* _Exercise inputs_:
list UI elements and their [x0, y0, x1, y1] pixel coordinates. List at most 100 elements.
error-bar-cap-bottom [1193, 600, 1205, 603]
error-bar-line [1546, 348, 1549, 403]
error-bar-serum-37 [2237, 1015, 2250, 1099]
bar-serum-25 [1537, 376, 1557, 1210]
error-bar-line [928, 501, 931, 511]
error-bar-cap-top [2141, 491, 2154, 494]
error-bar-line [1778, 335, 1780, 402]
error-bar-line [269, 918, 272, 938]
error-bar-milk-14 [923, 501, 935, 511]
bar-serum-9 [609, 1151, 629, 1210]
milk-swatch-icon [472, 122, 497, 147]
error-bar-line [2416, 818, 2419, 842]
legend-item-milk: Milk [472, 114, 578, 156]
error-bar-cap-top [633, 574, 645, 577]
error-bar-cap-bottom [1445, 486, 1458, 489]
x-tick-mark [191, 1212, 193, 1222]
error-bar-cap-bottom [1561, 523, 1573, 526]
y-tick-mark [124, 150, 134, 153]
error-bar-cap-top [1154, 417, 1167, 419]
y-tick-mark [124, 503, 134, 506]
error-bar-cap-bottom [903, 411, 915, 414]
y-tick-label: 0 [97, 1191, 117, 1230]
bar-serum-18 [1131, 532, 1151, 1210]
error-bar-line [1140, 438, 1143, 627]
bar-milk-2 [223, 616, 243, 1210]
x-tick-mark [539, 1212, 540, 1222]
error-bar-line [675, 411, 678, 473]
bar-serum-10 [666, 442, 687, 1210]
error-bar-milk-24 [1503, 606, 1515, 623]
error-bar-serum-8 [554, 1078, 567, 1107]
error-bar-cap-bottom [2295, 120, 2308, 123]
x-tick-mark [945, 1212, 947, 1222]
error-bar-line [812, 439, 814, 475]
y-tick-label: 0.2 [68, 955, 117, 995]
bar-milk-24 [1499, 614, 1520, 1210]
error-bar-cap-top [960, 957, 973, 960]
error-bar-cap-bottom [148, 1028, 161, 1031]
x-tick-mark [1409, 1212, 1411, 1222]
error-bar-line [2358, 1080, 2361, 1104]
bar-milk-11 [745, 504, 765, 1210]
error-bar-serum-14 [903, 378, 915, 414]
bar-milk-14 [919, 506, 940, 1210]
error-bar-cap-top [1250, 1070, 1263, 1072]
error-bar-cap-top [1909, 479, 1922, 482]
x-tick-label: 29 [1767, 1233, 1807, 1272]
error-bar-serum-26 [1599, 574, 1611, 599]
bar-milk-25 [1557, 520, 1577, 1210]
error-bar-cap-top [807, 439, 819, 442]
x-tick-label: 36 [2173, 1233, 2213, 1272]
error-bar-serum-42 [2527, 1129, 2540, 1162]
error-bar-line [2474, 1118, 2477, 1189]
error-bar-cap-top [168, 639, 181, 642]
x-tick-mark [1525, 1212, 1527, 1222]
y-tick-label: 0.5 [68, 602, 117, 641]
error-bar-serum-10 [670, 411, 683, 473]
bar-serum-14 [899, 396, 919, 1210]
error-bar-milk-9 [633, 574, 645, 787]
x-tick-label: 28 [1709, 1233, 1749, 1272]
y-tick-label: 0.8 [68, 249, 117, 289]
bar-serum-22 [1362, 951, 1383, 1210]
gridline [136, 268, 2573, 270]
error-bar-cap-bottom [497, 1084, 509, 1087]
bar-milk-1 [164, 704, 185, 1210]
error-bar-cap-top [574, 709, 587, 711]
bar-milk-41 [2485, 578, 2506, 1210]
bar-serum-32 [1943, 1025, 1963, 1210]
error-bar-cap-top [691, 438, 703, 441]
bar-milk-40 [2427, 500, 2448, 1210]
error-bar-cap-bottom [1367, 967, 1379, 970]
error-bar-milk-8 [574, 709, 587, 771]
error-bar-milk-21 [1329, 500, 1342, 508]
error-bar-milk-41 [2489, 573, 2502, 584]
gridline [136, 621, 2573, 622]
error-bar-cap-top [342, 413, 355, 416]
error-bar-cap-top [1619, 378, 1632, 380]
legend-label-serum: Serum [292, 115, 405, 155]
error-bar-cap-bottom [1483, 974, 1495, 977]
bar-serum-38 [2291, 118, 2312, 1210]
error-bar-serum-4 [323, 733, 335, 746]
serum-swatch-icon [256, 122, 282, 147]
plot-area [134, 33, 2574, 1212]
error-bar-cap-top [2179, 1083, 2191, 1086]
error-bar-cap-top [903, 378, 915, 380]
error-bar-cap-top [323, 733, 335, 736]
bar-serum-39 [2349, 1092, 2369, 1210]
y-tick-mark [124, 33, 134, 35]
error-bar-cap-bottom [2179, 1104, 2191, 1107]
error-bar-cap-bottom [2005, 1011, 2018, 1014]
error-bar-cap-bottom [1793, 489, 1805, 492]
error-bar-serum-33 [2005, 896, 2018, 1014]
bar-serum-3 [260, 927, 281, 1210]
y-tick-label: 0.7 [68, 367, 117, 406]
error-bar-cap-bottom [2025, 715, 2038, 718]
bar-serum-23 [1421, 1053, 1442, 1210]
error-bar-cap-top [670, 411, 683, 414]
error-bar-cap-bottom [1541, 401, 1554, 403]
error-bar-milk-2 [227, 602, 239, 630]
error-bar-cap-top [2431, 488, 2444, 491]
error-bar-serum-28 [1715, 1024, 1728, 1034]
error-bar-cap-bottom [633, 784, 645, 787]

* _Exercise aim_:
Copy the data above verbatim, keeping every line unchanged.

* _Task result_:
list UI elements and their [x0, y0, x1, y1] pixel coordinates. List at most 100 elements.
error-bar-cap-bottom [1193, 600, 1205, 603]
error-bar-line [1546, 348, 1549, 403]
error-bar-serum-37 [2237, 1015, 2250, 1099]
bar-serum-25 [1537, 376, 1557, 1210]
error-bar-line [928, 501, 931, 511]
error-bar-cap-top [2141, 491, 2154, 494]
error-bar-line [1778, 335, 1780, 402]
error-bar-line [269, 918, 272, 938]
error-bar-milk-14 [923, 501, 935, 511]
bar-serum-9 [609, 1151, 629, 1210]
milk-swatch-icon [472, 122, 497, 147]
error-bar-line [2416, 818, 2419, 842]
legend-item-milk: Milk [472, 114, 578, 156]
error-bar-cap-top [633, 574, 645, 577]
error-bar-cap-bottom [1445, 486, 1458, 489]
x-tick-mark [191, 1212, 193, 1222]
error-bar-cap-bottom [1561, 523, 1573, 526]
y-tick-mark [124, 150, 134, 153]
error-bar-cap-top [1154, 417, 1167, 419]
y-tick-mark [124, 503, 134, 506]
error-bar-cap-bottom [903, 411, 915, 414]
y-tick-label: 0 [97, 1191, 117, 1230]
bar-serum-18 [1131, 532, 1151, 1210]
error-bar-line [1140, 438, 1143, 627]
bar-milk-2 [223, 616, 243, 1210]
x-tick-mark [539, 1212, 540, 1222]
error-bar-line [675, 411, 678, 473]
bar-serum-10 [666, 442, 687, 1210]
error-bar-milk-24 [1503, 606, 1515, 623]
error-bar-serum-8 [554, 1078, 567, 1107]
error-bar-cap-bottom [2295, 120, 2308, 123]
x-tick-mark [945, 1212, 947, 1222]
error-bar-line [812, 439, 814, 475]
y-tick-label: 0.2 [68, 955, 117, 995]
bar-milk-24 [1499, 614, 1520, 1210]
error-bar-cap-top [960, 957, 973, 960]
error-bar-cap-bottom [148, 1028, 161, 1031]
x-tick-mark [1409, 1212, 1411, 1222]
error-bar-line [2358, 1080, 2361, 1104]
bar-milk-11 [745, 504, 765, 1210]
error-bar-serum-14 [903, 378, 915, 414]
bar-milk-14 [919, 506, 940, 1210]
error-bar-cap-top [1250, 1070, 1263, 1072]
error-bar-cap-top [1909, 479, 1922, 482]
x-tick-label: 29 [1767, 1233, 1807, 1272]
error-bar-serum-26 [1599, 574, 1611, 599]
bar-milk-25 [1557, 520, 1577, 1210]
error-bar-cap-top [807, 439, 819, 442]
x-tick-label: 36 [2173, 1233, 2213, 1272]
error-bar-serum-42 [2527, 1129, 2540, 1162]
error-bar-line [2474, 1118, 2477, 1189]
error-bar-cap-top [168, 639, 181, 642]
x-tick-mark [1525, 1212, 1527, 1222]
y-tick-label: 0.5 [68, 602, 117, 641]
error-bar-serum-10 [670, 411, 683, 473]
bar-serum-14 [899, 396, 919, 1210]
error-bar-milk-9 [633, 574, 645, 787]
x-tick-label: 28 [1709, 1233, 1749, 1272]
y-tick-label: 0.8 [68, 249, 117, 289]
bar-serum-22 [1362, 951, 1383, 1210]
gridline [136, 268, 2573, 270]
error-bar-cap-bottom [497, 1084, 509, 1087]
bar-milk-1 [164, 704, 185, 1210]
error-bar-cap-top [574, 709, 587, 711]
bar-milk-41 [2485, 578, 2506, 1210]
bar-serum-32 [1943, 1025, 1963, 1210]
error-bar-cap-top [691, 438, 703, 441]
bar-milk-40 [2427, 500, 2448, 1210]
error-bar-cap-bottom [1367, 967, 1379, 970]
error-bar-milk-8 [574, 709, 587, 771]
error-bar-milk-21 [1329, 500, 1342, 508]
error-bar-milk-41 [2489, 573, 2502, 584]
gridline [136, 621, 2573, 622]
error-bar-cap-top [342, 413, 355, 416]
error-bar-cap-top [1619, 378, 1632, 380]
legend-label-serum: Serum [292, 115, 405, 155]
error-bar-cap-bottom [1483, 974, 1495, 977]
bar-serum-38 [2291, 118, 2312, 1210]
error-bar-serum-4 [323, 733, 335, 746]
serum-swatch-icon [256, 122, 282, 147]
plot-area [134, 33, 2574, 1212]
error-bar-cap-top [2179, 1083, 2191, 1086]
error-bar-cap-top [903, 378, 915, 380]
error-bar-cap-top [323, 733, 335, 736]
bar-serum-39 [2349, 1092, 2369, 1210]
y-tick-mark [124, 33, 134, 35]
error-bar-cap-bottom [2179, 1104, 2191, 1107]
error-bar-cap-bottom [2005, 1011, 2018, 1014]
error-bar-cap-bottom [1793, 489, 1805, 492]
error-bar-serum-33 [2005, 896, 2018, 1014]
bar-serum-3 [260, 927, 281, 1210]
y-tick-label: 0.7 [68, 367, 117, 406]
error-bar-cap-bottom [2025, 715, 2038, 718]
bar-serum-23 [1421, 1053, 1442, 1210]
error-bar-cap-top [670, 411, 683, 414]
error-bar-cap-bottom [1541, 401, 1554, 403]
error-bar-milk-2 [227, 602, 239, 630]
error-bar-cap-top [2431, 488, 2444, 491]
error-bar-serum-28 [1715, 1024, 1728, 1034]
error-bar-cap-bottom [633, 784, 645, 787]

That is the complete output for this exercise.